»»
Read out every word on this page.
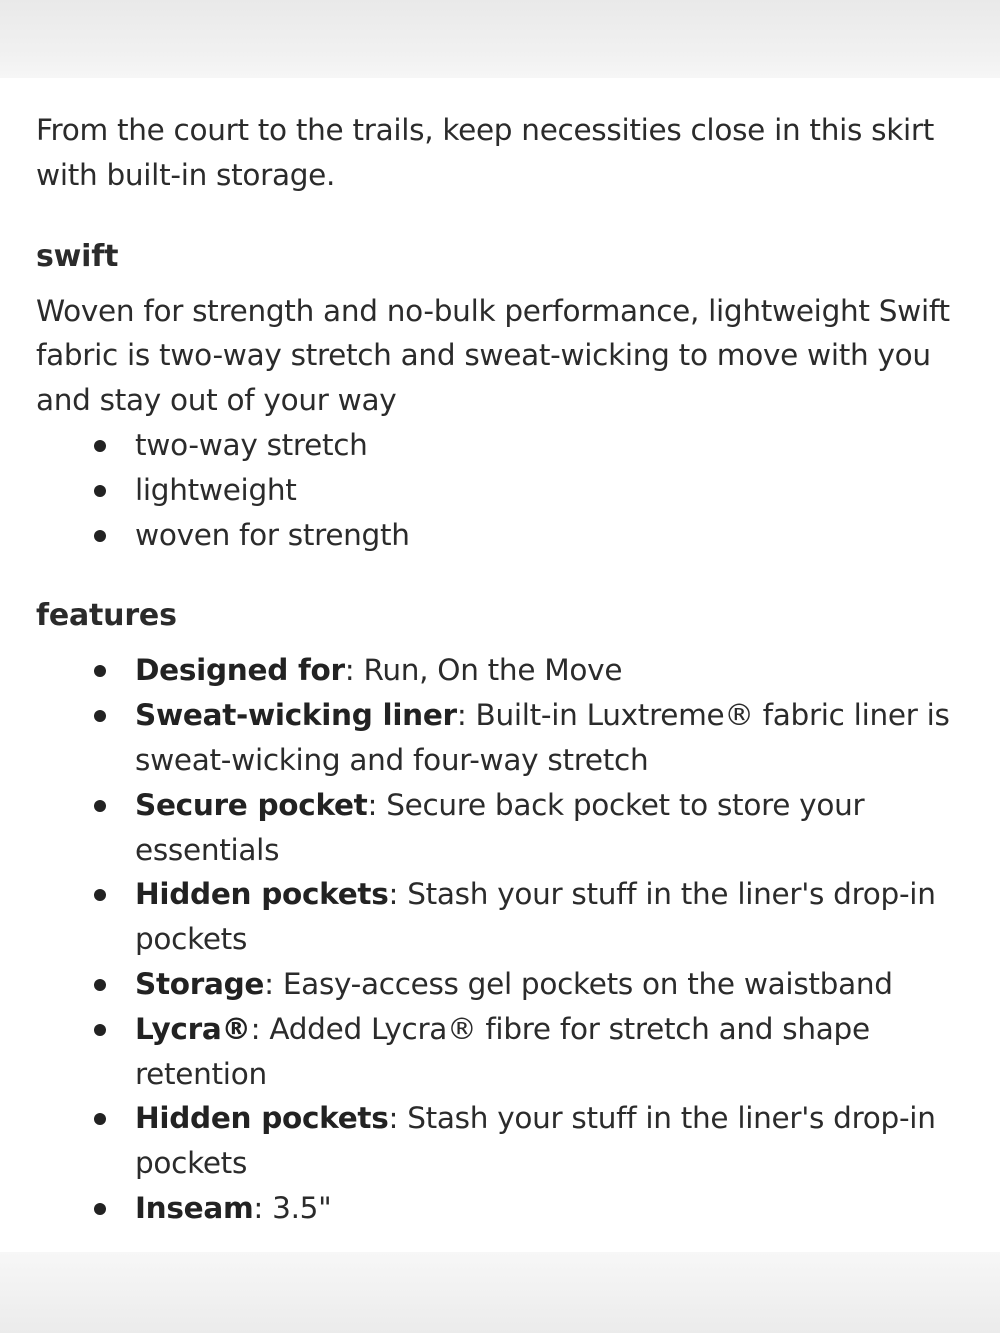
From the court to the trails, keep necessities close in this skirt with built-in storage.

swift

Woven for strength and no-bulk performance, lightweight Swift fabric is two-way stretch and sweat-wicking to move with you and stay out of your way

two-way stretch
lightweight
woven for strength
features
Designed for: Run, On the Move
Sweat-wicking liner: Built-in Luxtreme® fabric liner is sweat-wicking and four-way stretch
Secure pocket: Secure back pocket to store your essentials
Hidden pockets: Stash your stuff in the liner's drop-in pockets
Storage: Easy-access gel pockets on the waistband
Lycra®: Added Lycra® fibre for stretch and shape retention
Hidden pockets: Stash your stuff in the liner's drop-in pockets
Inseam: 3.5"
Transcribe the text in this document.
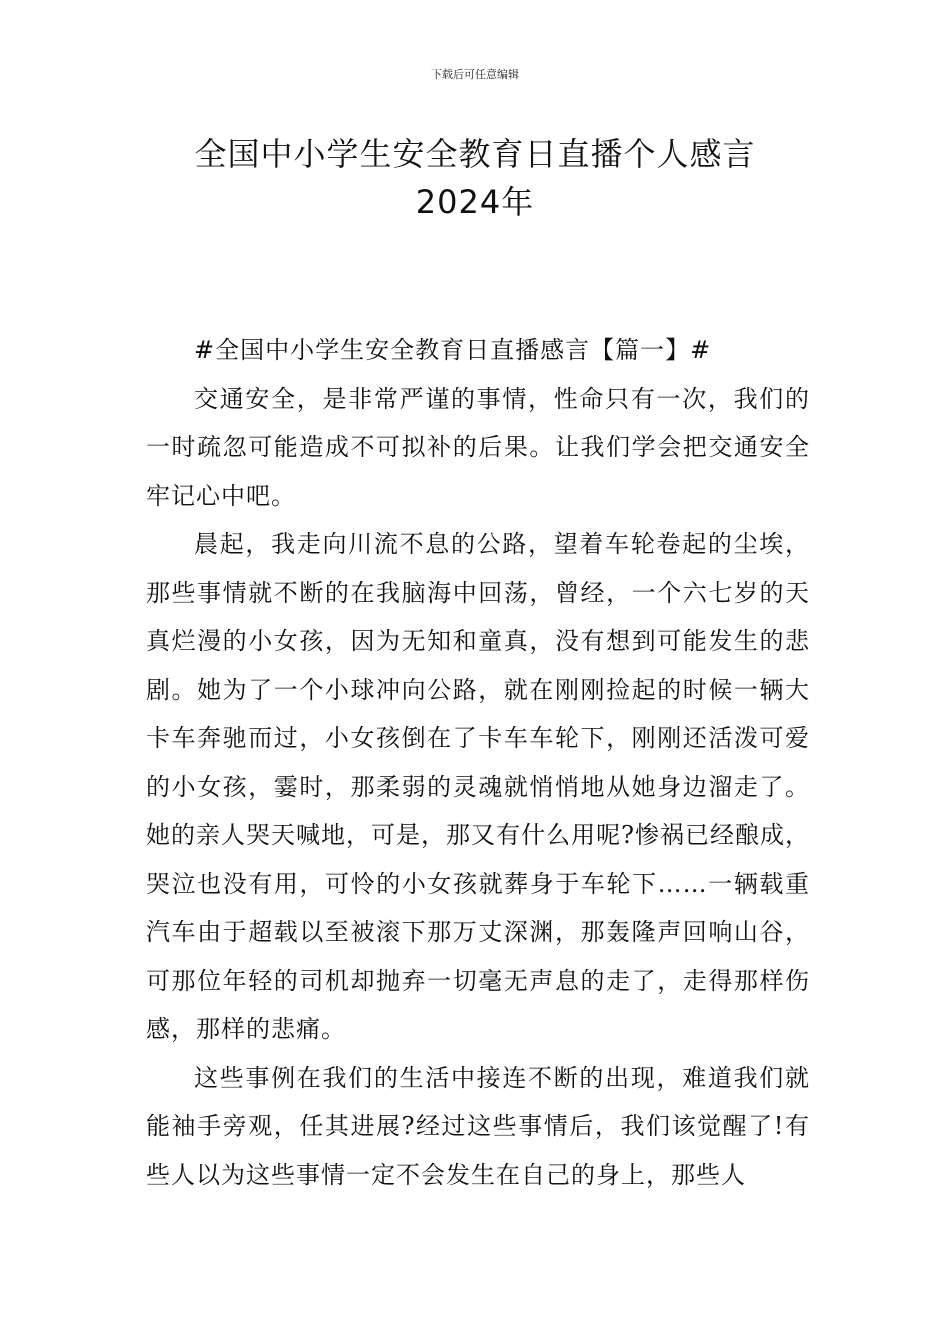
下载后可任意编辑
全国中小学生安全教育日直播个人感言
2024年

#全国中小学生安全教育日直播感言【篇一】#

交通安全，是非常严谨的事情，性命只有一次，我们的一时疏忽可能造成不可拟补的后果。让我们学会把交通安全牢记心中吧。

晨起，我走向川流不息的公路，望着车轮卷起的尘埃，那些事情就不断的在我脑海中回荡，曾经，一个六七岁的天真烂漫的小女孩，因为无知和童真，没有想到可能发生的悲剧。她为了一个小球冲向公路，就在刚刚捡起的时候一辆大卡车奔驰而过，小女孩倒在了卡车车轮下，刚刚还活泼可爱的小女孩，霎时，那柔弱的灵魂就悄悄地从她身边溜走了。她的亲人哭天喊地，可是，那又有什么用呢?惨祸已经酿成，哭泣也没有用，可怜的小女孩就葬身于车轮下……一辆载重汽车由于超载以至被滚下那万丈深渊，那轰隆声回响山谷，可那位年轻的司机却抛弃一切毫无声息的走了，走得那样伤感，那样的悲痛。

这些事例在我们的生活中接连不断的出现，难道我们就能袖手旁观，任其进展?经过这些事情后，我们该觉醒了!有些人以为这些事情一定不会发生在自己的身上，那些人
««
## WHAT TO PRODUCE
Pictures are excluded; copy every other part of the records exactly.

## ANSWER IN FULL
Read out every word on this page.
From the court to the trails, keep necessities close in this skirt with built-in storage.

swift

Woven for strength and no-bulk performance, lightweight Swift fabric is two-way stretch and sweat-wicking to move with you and stay out of your way

two-way stretch
lightweight
woven for strength
features
Designed for: Run, On the Move
Sweat-wicking liner: Built-in Luxtreme® fabric liner is sweat-wicking and four-way stretch
Secure pocket: Secure back pocket to store your essentials
Hidden pockets: Stash your stuff in the liner's drop-in pockets
Storage: Easy-access gel pockets on the waistband
Lycra®: Added Lycra® fibre for stretch and shape retention
Hidden pockets: Stash your stuff in the liner's drop-in pockets
Inseam: 3.5"
Transcribe the text in this document.
下载后可任意编辑
全国中小学生安全教育日直播个人感言
2024年

#全国中小学生安全教育日直播感言【篇一】#

交通安全，是非常严谨的事情，性命只有一次，我们的一时疏忽可能造成不可拟补的后果。让我们学会把交通安全牢记心中吧。

晨起，我走向川流不息的公路，望着车轮卷起的尘埃，那些事情就不断的在我脑海中回荡，曾经，一个六七岁的天真烂漫的小女孩，因为无知和童真，没有想到可能发生的悲剧。她为了一个小球冲向公路，就在刚刚捡起的时候一辆大卡车奔驰而过，小女孩倒在了卡车车轮下，刚刚还活泼可爱的小女孩，霎时，那柔弱的灵魂就悄悄地从她身边溜走了。她的亲人哭天喊地，可是，那又有什么用呢?惨祸已经酿成，哭泣也没有用，可怜的小女孩就葬身于车轮下……一辆载重汽车由于超载以至被滚下那万丈深渊，那轰隆声回响山谷，可那位年轻的司机却抛弃一切毫无声息的走了，走得那样伤感，那样的悲痛。

这些事例在我们的生活中接连不断的出现，难道我们就能袖手旁观，任其进展?经过这些事情后，我们该觉醒了!有些人以为这些事情一定不会发生在自己的身上，那些人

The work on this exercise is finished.